● Listing
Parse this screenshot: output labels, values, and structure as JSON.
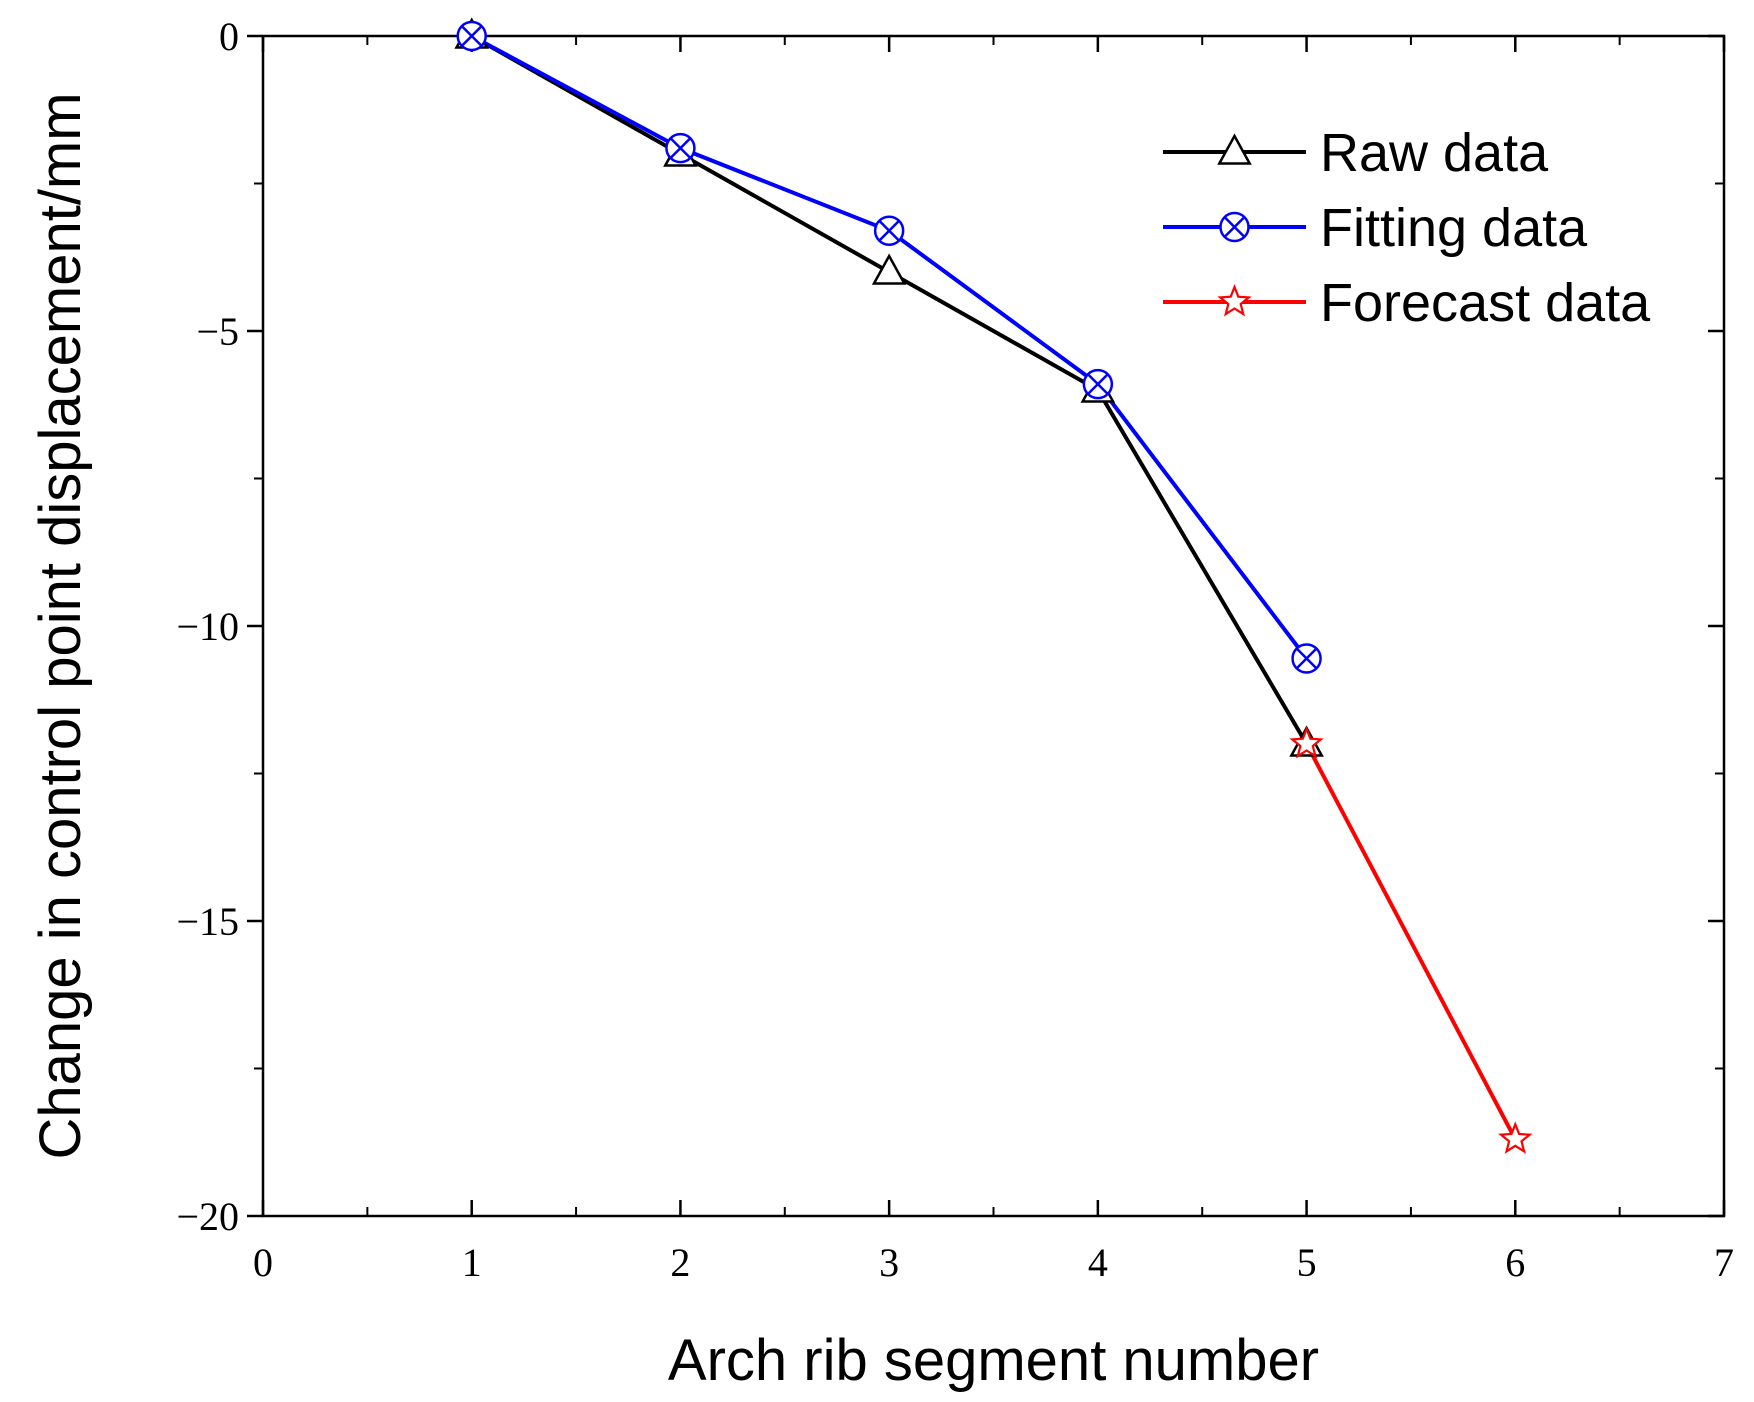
{
  "chart_data": {
    "type": "line",
    "title": "",
    "xlabel": "Arch rib segment number",
    "ylabel": "Change in control point displacement/mm",
    "xlim": [
      0,
      7
    ],
    "ylim": [
      -20,
      0
    ],
    "x_ticks": [
      "0",
      "1",
      "2",
      "3",
      "4",
      "5",
      "6",
      "7"
    ],
    "y_ticks": [
      "0",
      "−5",
      "−10",
      "−15",
      "−20"
    ],
    "grid": false,
    "legend_position": "top-right",
    "series": [
      {
        "name": "Raw data",
        "color": "#000000",
        "marker": "triangle",
        "x": [
          1,
          2,
          3,
          4,
          5
        ],
        "y": [
          0,
          -2.0,
          -4.0,
          -6.0,
          -12.0
        ]
      },
      {
        "name": "Fitting data",
        "color": "#0000ff",
        "marker": "circle-x",
        "x": [
          1,
          2,
          3,
          4,
          5
        ],
        "y": [
          0,
          -1.9,
          -3.3,
          -5.9,
          -10.55
        ]
      },
      {
        "name": "Forecast data",
        "color": "#ff0000",
        "marker": "star",
        "x": [
          5,
          6
        ],
        "y": [
          -12.0,
          -18.7
        ]
      }
    ]
  }
}
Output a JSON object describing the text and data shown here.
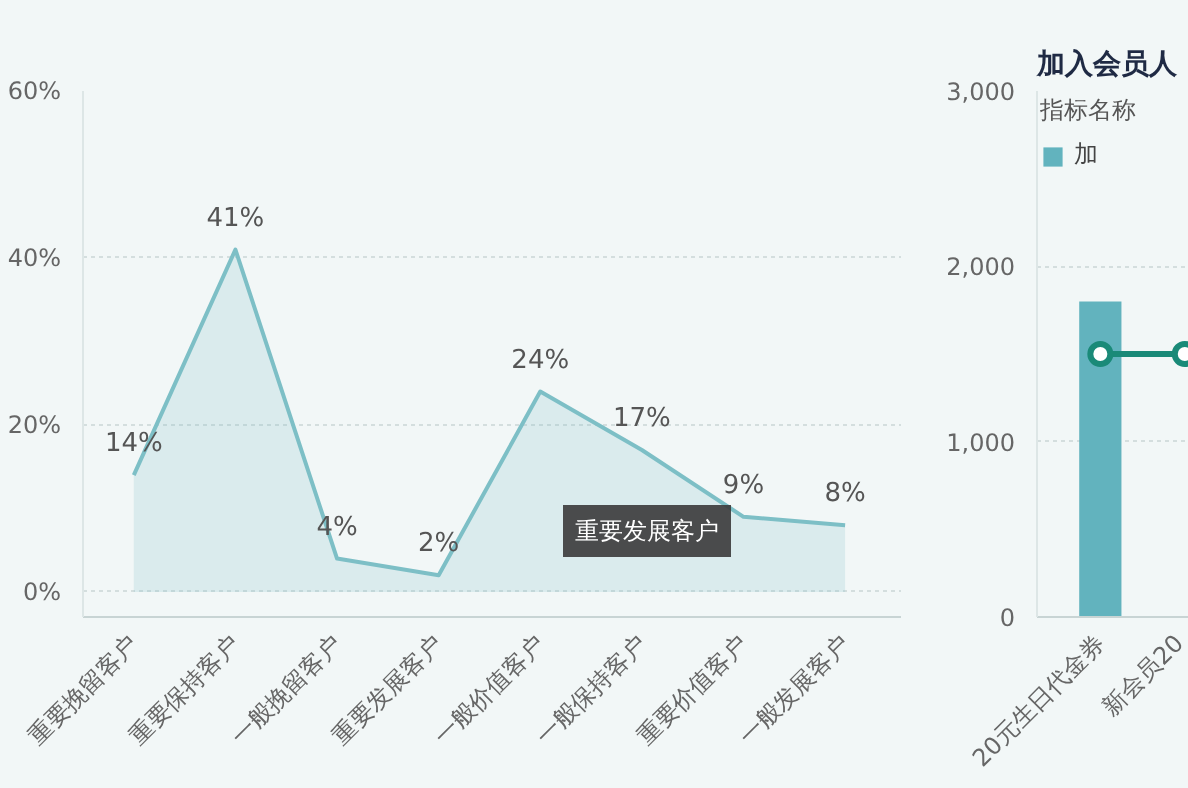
{
  "chart_data": [
    {
      "type": "area",
      "categories": [
        "重要挽留客户",
        "重要保持客户",
        "一般挽留客户",
        "重要发展客户",
        "一般价值客户",
        "一般保持客户",
        "重要价值客户",
        "一般发展客户"
      ],
      "series": [
        {
          "color": "#7dbfc6",
          "values": [
            14,
            41,
            4,
            2,
            24,
            17,
            9,
            8
          ]
        }
      ],
      "ylim": [
        -3,
        60
      ],
      "yticks": [
        {
          "value": 0,
          "label": "0%"
        },
        {
          "value": 20,
          "label": "20%"
        },
        {
          "value": 40,
          "label": "40%"
        },
        {
          "value": 60,
          "label": "60%"
        }
      ],
      "grid": "y",
      "marker": "none",
      "line_style": "solid",
      "value_labels": [
        "14%",
        "41%",
        "4%",
        "2%",
        "24%",
        "17%",
        "9%",
        "8%"
      ],
      "annotations": [
        "重要发展客户"
      ]
    },
    {
      "type": "bar",
      "title": "加入会员人",
      "legend_title": "指标名称",
      "legend": "top",
      "categories": [
        "20元生日代金券",
        "新会员20"
      ],
      "series": [
        {
          "name": "加",
          "type": "bar",
          "color": "#62b3be",
          "values": [
            1800,
            null
          ]
        },
        {
          "type": "line",
          "color": "#1a8a78",
          "values": [
            1500,
            1500
          ],
          "marker": "circle"
        }
      ],
      "ylim": [
        0,
        3000
      ],
      "yticks": [
        {
          "value": 0,
          "label": "0"
        },
        {
          "value": 1000,
          "label": "1,000"
        },
        {
          "value": 2000,
          "label": "2,000"
        },
        {
          "value": 3000,
          "label": "3,000"
        }
      ],
      "grid": "y"
    }
  ]
}
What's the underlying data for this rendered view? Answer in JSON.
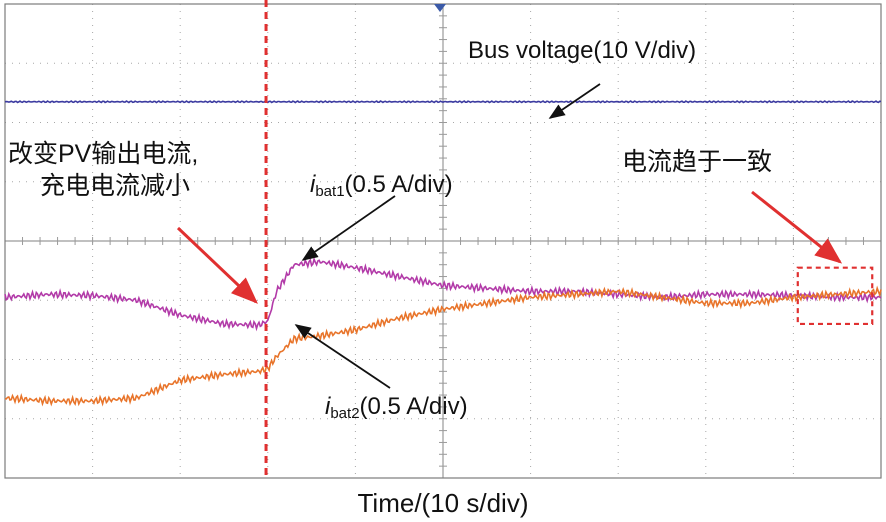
{
  "chart_data": {
    "type": "line",
    "title": "",
    "xlabel": "Time/(10 s/div)",
    "ylabel": "",
    "grid": true,
    "divisions": {
      "x": 10,
      "y": 8
    },
    "xlim": [
      0,
      10
    ],
    "ylim": [
      -4,
      4
    ],
    "series": [
      {
        "name": "Bus voltage",
        "color": "#3b3aa0",
        "x": [
          0,
          1,
          2,
          3,
          4,
          5,
          6,
          7,
          8,
          9,
          10
        ],
        "y": [
          2.35,
          2.35,
          2.35,
          2.35,
          2.35,
          2.35,
          2.35,
          2.35,
          2.35,
          2.35,
          2.35
        ]
      },
      {
        "name": "ibat1",
        "color": "#b23aa8",
        "x": [
          0,
          0.5,
          1.0,
          1.5,
          2.0,
          2.5,
          2.9,
          3.0,
          3.1,
          3.3,
          3.6,
          4.0,
          4.5,
          5.0,
          5.5,
          6.0,
          6.5,
          7.0,
          7.5,
          8.0,
          8.5,
          9.0,
          9.5,
          10.0
        ],
        "y": [
          -0.95,
          -0.9,
          -0.92,
          -1.0,
          -1.25,
          -1.4,
          -1.42,
          -1.35,
          -0.85,
          -0.4,
          -0.35,
          -0.45,
          -0.6,
          -0.75,
          -0.8,
          -0.85,
          -0.85,
          -0.9,
          -0.95,
          -0.9,
          -0.9,
          -0.92,
          -0.95,
          -0.95
        ]
      },
      {
        "name": "ibat2",
        "color": "#e8742a",
        "x": [
          0,
          0.5,
          1.0,
          1.5,
          2.0,
          2.5,
          2.9,
          3.0,
          3.1,
          3.3,
          3.6,
          4.0,
          4.5,
          5.0,
          5.5,
          6.0,
          6.5,
          7.0,
          7.5,
          8.0,
          8.5,
          9.0,
          9.5,
          10.0
        ],
        "y": [
          -2.65,
          -2.7,
          -2.7,
          -2.65,
          -2.35,
          -2.25,
          -2.2,
          -2.15,
          -1.95,
          -1.65,
          -1.6,
          -1.5,
          -1.3,
          -1.15,
          -1.05,
          -0.95,
          -0.9,
          -0.85,
          -0.95,
          -1.05,
          -1.05,
          -0.95,
          -0.9,
          -0.85
        ]
      }
    ],
    "annotations": {
      "bus": "Bus voltage(10 V/div)",
      "ibat1_sym": "i",
      "ibat1_sub": "bat1",
      "ibat1_scale": "(0.5 A/div)",
      "ibat2_sym": "i",
      "ibat2_sub": "bat2",
      "ibat2_scale": "(0.5 A/div)",
      "event_line1": "改变PV输出电流,",
      "event_line2": "充电电流减小",
      "converge": "电流趋于一致"
    },
    "event_time": 2.98,
    "converge_region": {
      "x": [
        9.05,
        9.9
      ],
      "y": [
        -1.4,
        -0.45
      ]
    },
    "colors": {
      "grid": "#a8a8a8",
      "border": "#7c7c7c",
      "event": "#e03030",
      "arrow": "#111111"
    }
  }
}
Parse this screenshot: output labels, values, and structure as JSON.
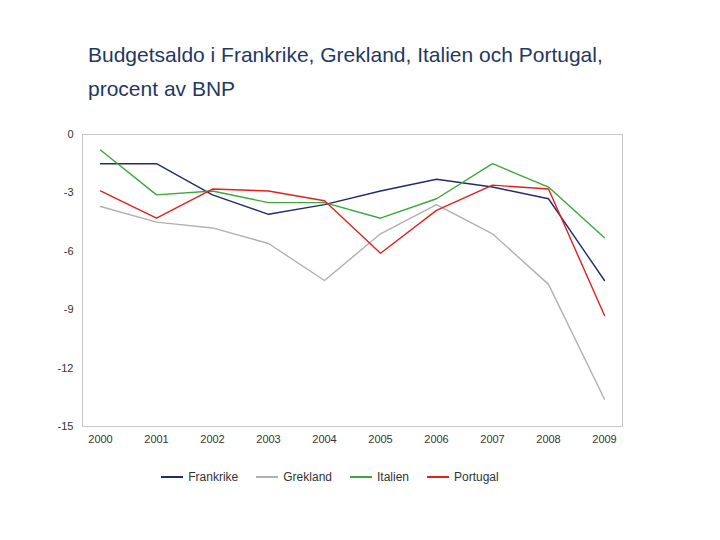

● Problem details
Every record above should come back exactly, but without its pictures.

● Expected answer
Parse this screenshot: output labels, values, and structure as JSON.
{
  "chart_data": {
    "type": "line",
    "title": "",
    "xlabel": "Arch rib segment number",
    "ylabel": "Change in control point displacement/mm",
    "xlim": [
      0,
      7
    ],
    "ylim": [
      -20,
      0
    ],
    "x_ticks": [
      "0",
      "1",
      "2",
      "3",
      "4",
      "5",
      "6",
      "7"
    ],
    "y_ticks": [
      "0",
      "−5",
      "−10",
      "−15",
      "−20"
    ],
    "grid": false,
    "legend_position": "top-right",
    "series": [
      {
        "name": "Raw data",
        "color": "#000000",
        "marker": "triangle",
        "x": [
          1,
          2,
          3,
          4,
          5
        ],
        "y": [
          0,
          -2.0,
          -4.0,
          -6.0,
          -12.0
        ]
      },
      {
        "name": "Fitting data",
        "color": "#0000ff",
        "marker": "circle-x",
        "x": [
          1,
          2,
          3,
          4,
          5
        ],
        "y": [
          0,
          -1.9,
          -3.3,
          -5.9,
          -10.55
        ]
      },
      {
        "name": "Forecast data",
        "color": "#ff0000",
        "marker": "star",
        "x": [
          5,
          6
        ],
        "y": [
          -12.0,
          -18.7
        ]
      }
    ]
  }
}
Output a JSON object describing the text and data shown here.
{
  "chart_data": [
    {
      "type": "area",
      "categories": [
        "重要挽留客户",
        "重要保持客户",
        "一般挽留客户",
        "重要发展客户",
        "一般价值客户",
        "一般保持客户",
        "重要价值客户",
        "一般发展客户"
      ],
      "series": [
        {
          "color": "#7dbfc6",
          "values": [
            14,
            41,
            4,
            2,
            24,
            17,
            9,
            8
          ]
        }
      ],
      "ylim": [
        -3,
        60
      ],
      "yticks": [
        {
          "value": 0,
          "label": "0%"
        },
        {
          "value": 20,
          "label": "20%"
        },
        {
          "value": 40,
          "label": "40%"
        },
        {
          "value": 60,
          "label": "60%"
        }
      ],
      "grid": "y",
      "marker": "none",
      "line_style": "solid",
      "value_labels": [
        "14%",
        "41%",
        "4%",
        "2%",
        "24%",
        "17%",
        "9%",
        "8%"
      ],
      "annotations": [
        "重要发展客户"
      ]
    },
    {
      "type": "bar",
      "title": "加入会员人",
      "legend_title": "指标名称",
      "legend": "top",
      "categories": [
        "20元生日代金券",
        "新会员20"
      ],
      "series": [
        {
          "name": "加",
          "type": "bar",
          "color": "#62b3be",
          "values": [
            1800,
            null
          ]
        },
        {
          "type": "line",
          "color": "#1a8a78",
          "values": [
            1500,
            1500
          ],
          "marker": "circle"
        }
      ],
      "ylim": [
        0,
        3000
      ],
      "yticks": [
        {
          "value": 0,
          "label": "0"
        },
        {
          "value": 1000,
          "label": "1,000"
        },
        {
          "value": 2000,
          "label": "2,000"
        },
        {
          "value": 3000,
          "label": "3,000"
        }
      ],
      "grid": "y"
    }
  ]
}
What's the underlying data for this rendered view? Answer in JSON.
{
  "chart_data": {
    "type": "line",
    "title": "",
    "xlabel": "Time/(10 s/div)",
    "ylabel": "",
    "grid": true,
    "divisions": {
      "x": 10,
      "y": 8
    },
    "xlim": [
      0,
      10
    ],
    "ylim": [
      -4,
      4
    ],
    "series": [
      {
        "name": "Bus voltage",
        "color": "#3b3aa0",
        "x": [
          0,
          1,
          2,
          3,
          4,
          5,
          6,
          7,
          8,
          9,
          10
        ],
        "y": [
          2.35,
          2.35,
          2.35,
          2.35,
          2.35,
          2.35,
          2.35,
          2.35,
          2.35,
          2.35,
          2.35
        ]
      },
      {
        "name": "ibat1",
        "color": "#b23aa8",
        "x": [
          0,
          0.5,
          1.0,
          1.5,
          2.0,
          2.5,
          2.9,
          3.0,
          3.1,
          3.3,
          3.6,
          4.0,
          4.5,
          5.0,
          5.5,
          6.0,
          6.5,
          7.0,
          7.5,
          8.0,
          8.5,
          9.0,
          9.5,
          10.0
        ],
        "y": [
          -0.95,
          -0.9,
          -0.92,
          -1.0,
          -1.25,
          -1.4,
          -1.42,
          -1.35,
          -0.85,
          -0.4,
          -0.35,
          -0.45,
          -0.6,
          -0.75,
          -0.8,
          -0.85,
          -0.85,
          -0.9,
          -0.95,
          -0.9,
          -0.9,
          -0.92,
          -0.95,
          -0.95
        ]
      },
      {
        "name": "ibat2",
        "color": "#e8742a",
        "x": [
          0,
          0.5,
          1.0,
          1.5,
          2.0,
          2.5,
          2.9,
          3.0,
          3.1,
          3.3,
          3.6,
          4.0,
          4.5,
          5.0,
          5.5,
          6.0,
          6.5,
          7.0,
          7.5,
          8.0,
          8.5,
          9.0,
          9.5,
          10.0
        ],
        "y": [
          -2.65,
          -2.7,
          -2.7,
          -2.65,
          -2.35,
          -2.25,
          -2.2,
          -2.15,
          -1.95,
          -1.65,
          -1.6,
          -1.5,
          -1.3,
          -1.15,
          -1.05,
          -0.95,
          -0.9,
          -0.85,
          -0.95,
          -1.05,
          -1.05,
          -0.95,
          -0.9,
          -0.85
        ]
      }
    ],
    "annotations": {
      "bus": "Bus voltage(10 V/div)",
      "ibat1_sym": "i",
      "ibat1_sub": "bat1",
      "ibat1_scale": "(0.5 A/div)",
      "ibat2_sym": "i",
      "ibat2_sub": "bat2",
      "ibat2_scale": "(0.5 A/div)",
      "event_line1": "改变PV输出电流,",
      "event_line2": "充电电流减小",
      "converge": "电流趋于一致"
    },
    "event_time": 2.98,
    "converge_region": {
      "x": [
        9.05,
        9.9
      ],
      "y": [
        -1.4,
        -0.45
      ]
    },
    "colors": {
      "grid": "#a8a8a8",
      "border": "#7c7c7c",
      "event": "#e03030",
      "arrow": "#111111"
    }
  }
}
Parse this screenshot: output labels, values, and structure as JSON.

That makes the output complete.